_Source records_

--- Start ---

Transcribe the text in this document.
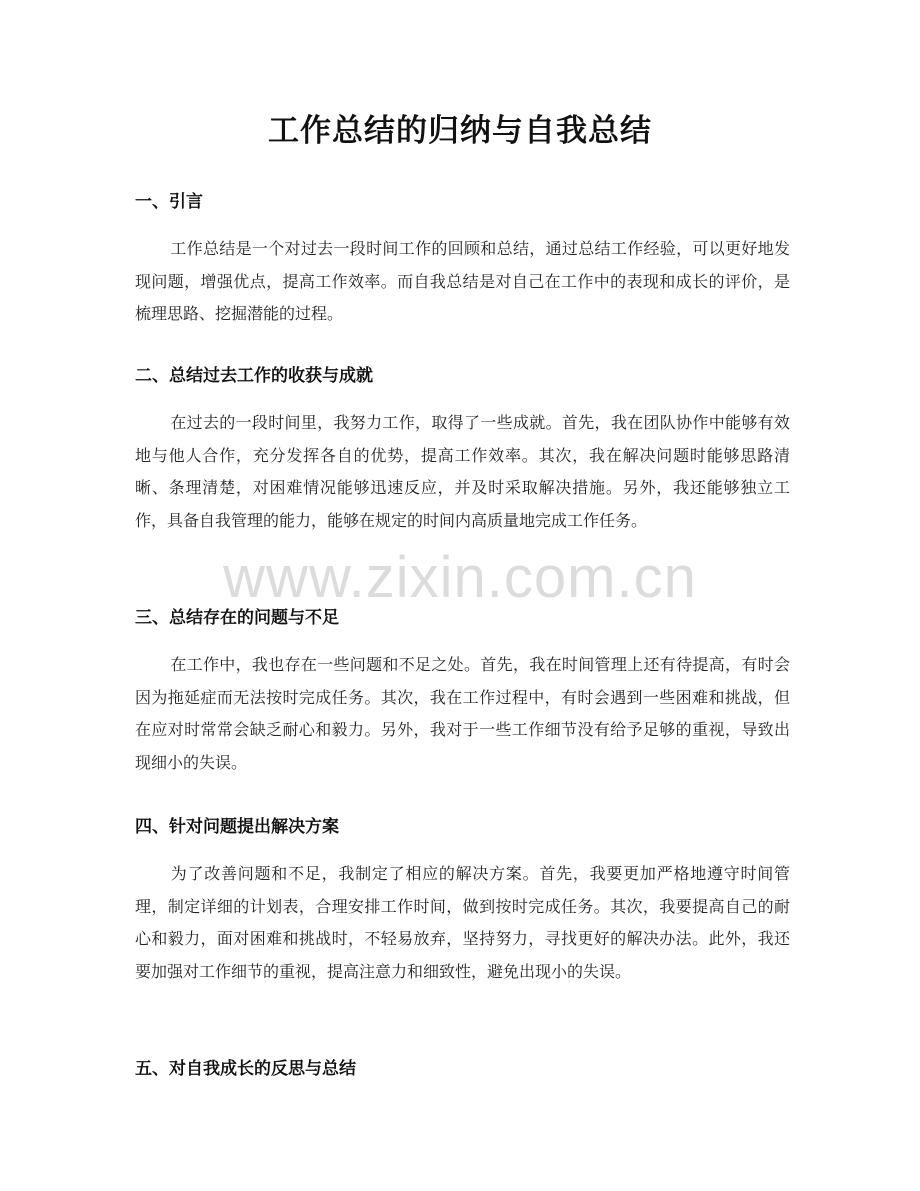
工作总结的归纳与自我总结
一、引言

工作总结是一个对过去一段时间工作的回顾和总结，通过总结工作经验，可以更好地发现问题，增强优点，提高工作效率。而自我总结是对自己在工作中的表现和成长的评价，是梳理思路、挖掘潜能的过程。

二、总结过去工作的收获与成就

在过去的一段时间里，我努力工作，取得了一些成就。首先，我在团队协作中能够有效地与他人合作，充分发挥各自的优势，提高工作效率。其次，我在解决问题时能够思路清晰、条理清楚，对困难情况能够迅速反应，并及时采取解决措施。另外，我还能够独立工作，具备自我管理的能力，能够在规定的时间内高质量地完成工作任务。

三、总结存在的问题与不足

在工作中，我也存在一些问题和不足之处。首先，我在时间管理上还有待提高，有时会因为拖延症而无法按时完成任务。其次，我在工作过程中，有时会遇到一些困难和挑战，但在应对时常常会缺乏耐心和毅力。另外，我对于一些工作细节没有给予足够的重视，导致出现细小的失误。

四、针对问题提出解决方案

为了改善问题和不足，我制定了相应的解决方案。首先，我要更加严格地遵守时间管理，制定详细的计划表，合理安排工作时间，做到按时完成任务。其次，我要提高自己的耐心和毅力，面对困难和挑战时，不轻易放弃，坚持努力，寻找更好的解决办法。此外，我还要加强对工作细节的重视，提高注意力和细致性，避免出现小的失误。

五、对自我成长的反思与总结
www.zixin.com.cn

--- End ---

_Task directions_
Transcribe every record above exactly as written, leaving out any pictures.

_Finished task_
Transcribe the text in this document.
工作总结的归纳与自我总结
一、引言

工作总结是一个对过去一段时间工作的回顾和总结，通过总结工作经验，可以更好地发现问题，增强优点，提高工作效率。而自我总结是对自己在工作中的表现和成长的评价，是梳理思路、挖掘潜能的过程。

二、总结过去工作的收获与成就

在过去的一段时间里，我努力工作，取得了一些成就。首先，我在团队协作中能够有效地与他人合作，充分发挥各自的优势，提高工作效率。其次，我在解决问题时能够思路清晰、条理清楚，对困难情况能够迅速反应，并及时采取解决措施。另外，我还能够独立工作，具备自我管理的能力，能够在规定的时间内高质量地完成工作任务。

三、总结存在的问题与不足

在工作中，我也存在一些问题和不足之处。首先，我在时间管理上还有待提高，有时会因为拖延症而无法按时完成任务。其次，我在工作过程中，有时会遇到一些困难和挑战，但在应对时常常会缺乏耐心和毅力。另外，我对于一些工作细节没有给予足够的重视，导致出现细小的失误。

四、针对问题提出解决方案

为了改善问题和不足，我制定了相应的解决方案。首先，我要更加严格地遵守时间管理，制定详细的计划表，合理安排工作时间，做到按时完成任务。其次，我要提高自己的耐心和毅力，面对困难和挑战时，不轻易放弃，坚持努力，寻找更好的解决办法。此外，我还要加强对工作细节的重视，提高注意力和细致性，避免出现小的失误。

五、对自我成长的反思与总结
www.zixin.com.cn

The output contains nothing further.